---------- INFORMATION SHOWN

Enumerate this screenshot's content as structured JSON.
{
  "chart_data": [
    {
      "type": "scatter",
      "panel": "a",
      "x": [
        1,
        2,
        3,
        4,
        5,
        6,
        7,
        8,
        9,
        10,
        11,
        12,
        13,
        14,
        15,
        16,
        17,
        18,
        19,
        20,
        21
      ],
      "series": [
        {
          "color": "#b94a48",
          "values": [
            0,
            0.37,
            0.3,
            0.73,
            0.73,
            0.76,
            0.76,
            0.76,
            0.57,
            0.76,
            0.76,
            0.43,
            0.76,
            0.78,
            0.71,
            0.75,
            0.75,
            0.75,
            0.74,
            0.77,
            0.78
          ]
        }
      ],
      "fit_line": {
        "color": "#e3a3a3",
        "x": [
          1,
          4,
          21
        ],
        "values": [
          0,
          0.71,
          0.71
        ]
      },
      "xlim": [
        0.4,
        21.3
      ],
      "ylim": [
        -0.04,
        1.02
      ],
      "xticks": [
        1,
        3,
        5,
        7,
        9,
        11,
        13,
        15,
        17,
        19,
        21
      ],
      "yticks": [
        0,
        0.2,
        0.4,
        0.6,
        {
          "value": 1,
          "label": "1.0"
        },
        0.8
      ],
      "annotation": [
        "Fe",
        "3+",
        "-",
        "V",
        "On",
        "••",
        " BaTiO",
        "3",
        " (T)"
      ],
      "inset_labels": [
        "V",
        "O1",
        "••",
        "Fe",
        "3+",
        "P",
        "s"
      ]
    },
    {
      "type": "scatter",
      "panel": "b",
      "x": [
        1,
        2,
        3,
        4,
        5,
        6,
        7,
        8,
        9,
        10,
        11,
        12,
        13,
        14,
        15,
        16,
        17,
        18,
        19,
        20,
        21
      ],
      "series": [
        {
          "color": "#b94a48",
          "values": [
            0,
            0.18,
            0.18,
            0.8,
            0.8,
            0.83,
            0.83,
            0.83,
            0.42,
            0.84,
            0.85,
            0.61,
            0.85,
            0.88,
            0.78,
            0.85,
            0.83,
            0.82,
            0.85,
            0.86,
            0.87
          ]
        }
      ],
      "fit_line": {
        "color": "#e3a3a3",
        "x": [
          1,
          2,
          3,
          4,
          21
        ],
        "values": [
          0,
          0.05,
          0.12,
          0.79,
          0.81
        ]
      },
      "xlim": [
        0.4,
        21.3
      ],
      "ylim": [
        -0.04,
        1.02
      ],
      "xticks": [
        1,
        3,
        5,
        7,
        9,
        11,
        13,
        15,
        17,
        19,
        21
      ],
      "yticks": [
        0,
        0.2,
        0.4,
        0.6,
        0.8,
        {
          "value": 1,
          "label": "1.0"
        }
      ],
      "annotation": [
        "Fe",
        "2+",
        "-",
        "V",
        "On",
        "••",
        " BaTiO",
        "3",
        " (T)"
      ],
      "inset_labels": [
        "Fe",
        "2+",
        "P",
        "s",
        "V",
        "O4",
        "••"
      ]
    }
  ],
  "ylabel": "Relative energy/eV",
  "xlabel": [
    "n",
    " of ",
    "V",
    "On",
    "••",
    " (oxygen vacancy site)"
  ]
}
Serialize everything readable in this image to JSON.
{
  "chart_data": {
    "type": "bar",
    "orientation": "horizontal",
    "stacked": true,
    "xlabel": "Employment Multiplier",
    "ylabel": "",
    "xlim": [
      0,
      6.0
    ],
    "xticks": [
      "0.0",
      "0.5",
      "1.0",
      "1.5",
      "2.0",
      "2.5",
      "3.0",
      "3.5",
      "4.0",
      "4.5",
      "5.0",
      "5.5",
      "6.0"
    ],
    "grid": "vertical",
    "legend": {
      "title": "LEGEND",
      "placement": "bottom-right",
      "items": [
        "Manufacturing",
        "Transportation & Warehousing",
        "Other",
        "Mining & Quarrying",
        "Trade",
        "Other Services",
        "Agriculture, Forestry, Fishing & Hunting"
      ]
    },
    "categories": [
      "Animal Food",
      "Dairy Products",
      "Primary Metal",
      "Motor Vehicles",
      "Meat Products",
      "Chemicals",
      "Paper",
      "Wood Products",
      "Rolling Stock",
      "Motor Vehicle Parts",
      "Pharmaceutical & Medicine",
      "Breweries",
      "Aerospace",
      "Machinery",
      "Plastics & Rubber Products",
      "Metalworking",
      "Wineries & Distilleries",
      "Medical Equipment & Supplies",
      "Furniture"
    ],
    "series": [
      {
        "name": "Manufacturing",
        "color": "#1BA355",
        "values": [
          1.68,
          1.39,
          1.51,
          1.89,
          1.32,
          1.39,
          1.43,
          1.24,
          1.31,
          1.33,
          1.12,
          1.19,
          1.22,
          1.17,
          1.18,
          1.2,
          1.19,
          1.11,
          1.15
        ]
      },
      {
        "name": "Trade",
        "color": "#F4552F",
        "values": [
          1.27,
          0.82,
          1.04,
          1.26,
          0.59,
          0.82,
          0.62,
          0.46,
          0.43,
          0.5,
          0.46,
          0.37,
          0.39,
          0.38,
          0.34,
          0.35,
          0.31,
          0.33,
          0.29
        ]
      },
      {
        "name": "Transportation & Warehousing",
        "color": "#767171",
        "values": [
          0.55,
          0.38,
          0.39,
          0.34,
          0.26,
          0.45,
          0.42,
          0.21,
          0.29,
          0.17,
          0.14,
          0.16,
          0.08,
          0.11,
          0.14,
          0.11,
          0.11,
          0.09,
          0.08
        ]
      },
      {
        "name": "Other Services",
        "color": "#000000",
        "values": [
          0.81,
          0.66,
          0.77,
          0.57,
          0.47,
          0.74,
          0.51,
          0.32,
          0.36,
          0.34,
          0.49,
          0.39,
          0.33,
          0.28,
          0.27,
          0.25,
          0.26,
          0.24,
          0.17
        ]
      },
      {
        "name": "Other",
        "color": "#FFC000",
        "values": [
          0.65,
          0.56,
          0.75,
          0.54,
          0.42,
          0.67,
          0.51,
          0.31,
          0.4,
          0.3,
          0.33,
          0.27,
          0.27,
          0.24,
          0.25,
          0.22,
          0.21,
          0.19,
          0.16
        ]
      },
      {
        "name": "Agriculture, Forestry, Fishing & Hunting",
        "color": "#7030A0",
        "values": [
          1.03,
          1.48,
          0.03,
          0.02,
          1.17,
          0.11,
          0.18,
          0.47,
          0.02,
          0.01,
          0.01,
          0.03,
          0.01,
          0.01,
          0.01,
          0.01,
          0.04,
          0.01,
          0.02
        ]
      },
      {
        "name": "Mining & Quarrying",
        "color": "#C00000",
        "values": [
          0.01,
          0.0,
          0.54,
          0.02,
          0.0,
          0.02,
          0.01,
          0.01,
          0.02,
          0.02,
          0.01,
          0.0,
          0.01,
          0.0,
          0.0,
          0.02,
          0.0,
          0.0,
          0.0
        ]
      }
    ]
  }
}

--------------------

EXERCISE DIRECTIONS:
Give the count of lines containing "JSON", with no added text.

FULL OUTPUT:
2